== What you need to do ==
Every line of the records must be repeated exactly; pictures stay out.

-- BEGIN --

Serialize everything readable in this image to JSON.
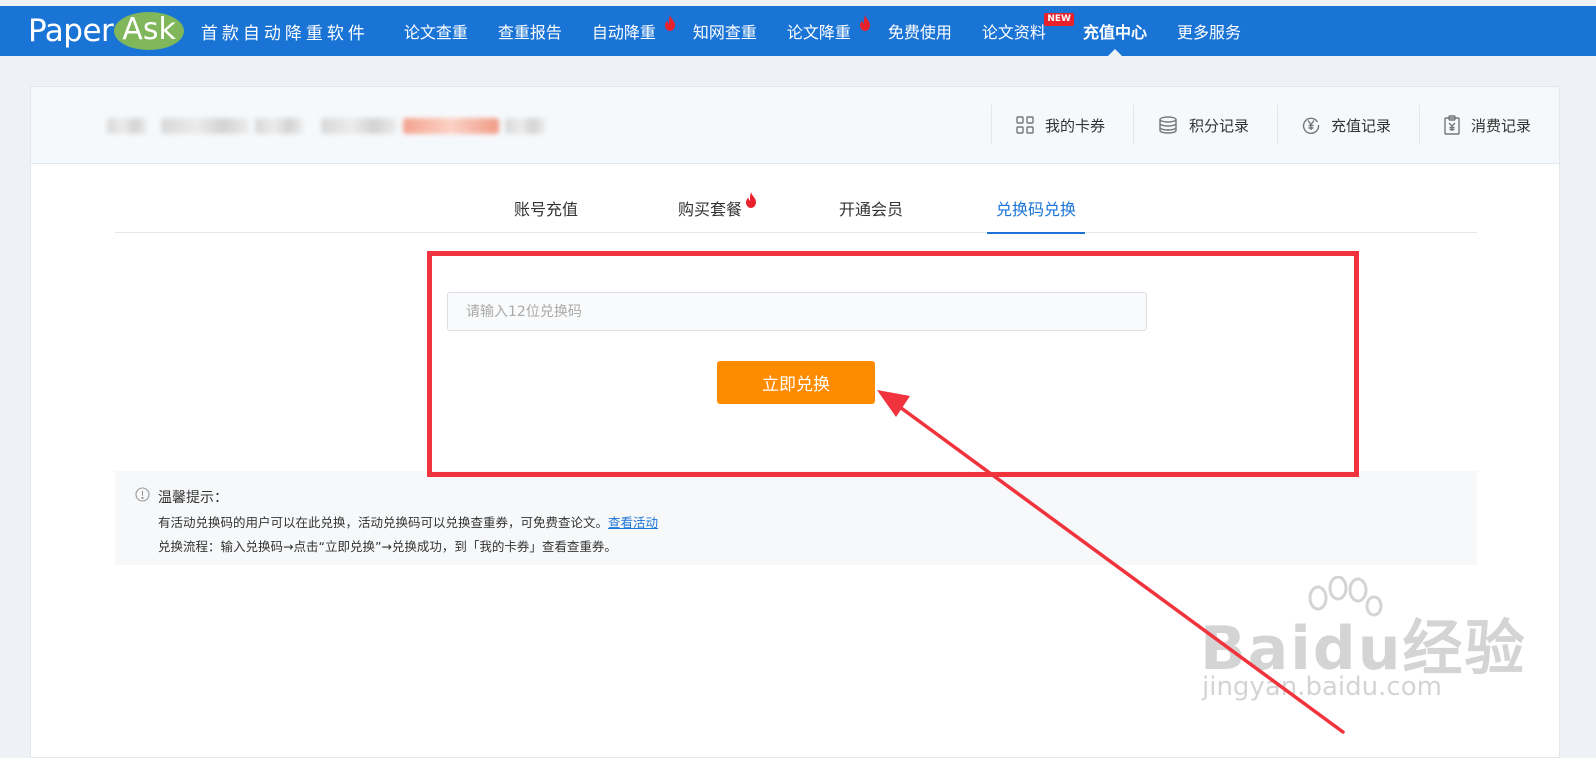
{
  "brand": {
    "paper": "Paper",
    "ask": "Ask",
    "slogan": "首款自动降重软件"
  },
  "nav": {
    "items": [
      {
        "label": "论文查重"
      },
      {
        "label": "查重报告"
      },
      {
        "label": "自动降重"
      },
      {
        "label": "知网查重"
      },
      {
        "label": "论文降重"
      },
      {
        "label": "免费使用"
      },
      {
        "label": "论文资料"
      },
      {
        "label": "充值中心"
      },
      {
        "label": "更多服务"
      }
    ],
    "new_badge": "NEW"
  },
  "account_links": [
    {
      "label": "我的卡券",
      "icon": "grid-icon"
    },
    {
      "label": "积分记录",
      "icon": "coins-stack-icon"
    },
    {
      "label": "充值记录",
      "icon": "yuan-icon"
    },
    {
      "label": "消费记录",
      "icon": "clipboard-yuan-icon"
    }
  ],
  "tabs": [
    {
      "label": "账号充值"
    },
    {
      "label": "购买套餐"
    },
    {
      "label": "开通会员"
    },
    {
      "label": "兑换码兑换"
    }
  ],
  "redeem": {
    "placeholder": "请输入12位兑换码",
    "button": "立即兑换"
  },
  "tips": {
    "title": "温馨提示：",
    "line1": "有活动兑换码的用户可以在此兑换，活动兑换码可以兑换查重券，可免费查论文。",
    "line1_link": "查看活动",
    "line2": "兑换流程：输入兑换码→点击“立即兑换”→兑换成功，到「我的卡券」查看查重券。"
  },
  "watermark": {
    "main": "Baidu经验",
    "sub": "jingyan.baidu.com"
  },
  "colors": {
    "nav_bg": "#1a74d6",
    "accent": "#1a74d6",
    "button": "#ff8c00",
    "annotation": "#f0333c",
    "fire": "#e8212b"
  }
}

-- END --

== Written response ==
Serialize everything readable in this image to JSON.
{
  "brand": {
    "paper": "Paper",
    "ask": "Ask",
    "slogan": "首款自动降重软件"
  },
  "nav": {
    "items": [
      {
        "label": "论文查重"
      },
      {
        "label": "查重报告"
      },
      {
        "label": "自动降重"
      },
      {
        "label": "知网查重"
      },
      {
        "label": "论文降重"
      },
      {
        "label": "免费使用"
      },
      {
        "label": "论文资料"
      },
      {
        "label": "充值中心"
      },
      {
        "label": "更多服务"
      }
    ],
    "new_badge": "NEW"
  },
  "account_links": [
    {
      "label": "我的卡券",
      "icon": "grid-icon"
    },
    {
      "label": "积分记录",
      "icon": "coins-stack-icon"
    },
    {
      "label": "充值记录",
      "icon": "yuan-icon"
    },
    {
      "label": "消费记录",
      "icon": "clipboard-yuan-icon"
    }
  ],
  "tabs": [
    {
      "label": "账号充值"
    },
    {
      "label": "购买套餐"
    },
    {
      "label": "开通会员"
    },
    {
      "label": "兑换码兑换"
    }
  ],
  "redeem": {
    "placeholder": "请输入12位兑换码",
    "button": "立即兑换"
  },
  "tips": {
    "title": "温馨提示：",
    "line1": "有活动兑换码的用户可以在此兑换，活动兑换码可以兑换查重券，可免费查论文。",
    "line1_link": "查看活动",
    "line2": "兑换流程：输入兑换码→点击“立即兑换”→兑换成功，到「我的卡券」查看查重券。"
  },
  "watermark": {
    "main": "Baidu经验",
    "sub": "jingyan.baidu.com"
  },
  "colors": {
    "nav_bg": "#1a74d6",
    "accent": "#1a74d6",
    "button": "#ff8c00",
    "annotation": "#f0333c",
    "fire": "#e8212b"
  }
}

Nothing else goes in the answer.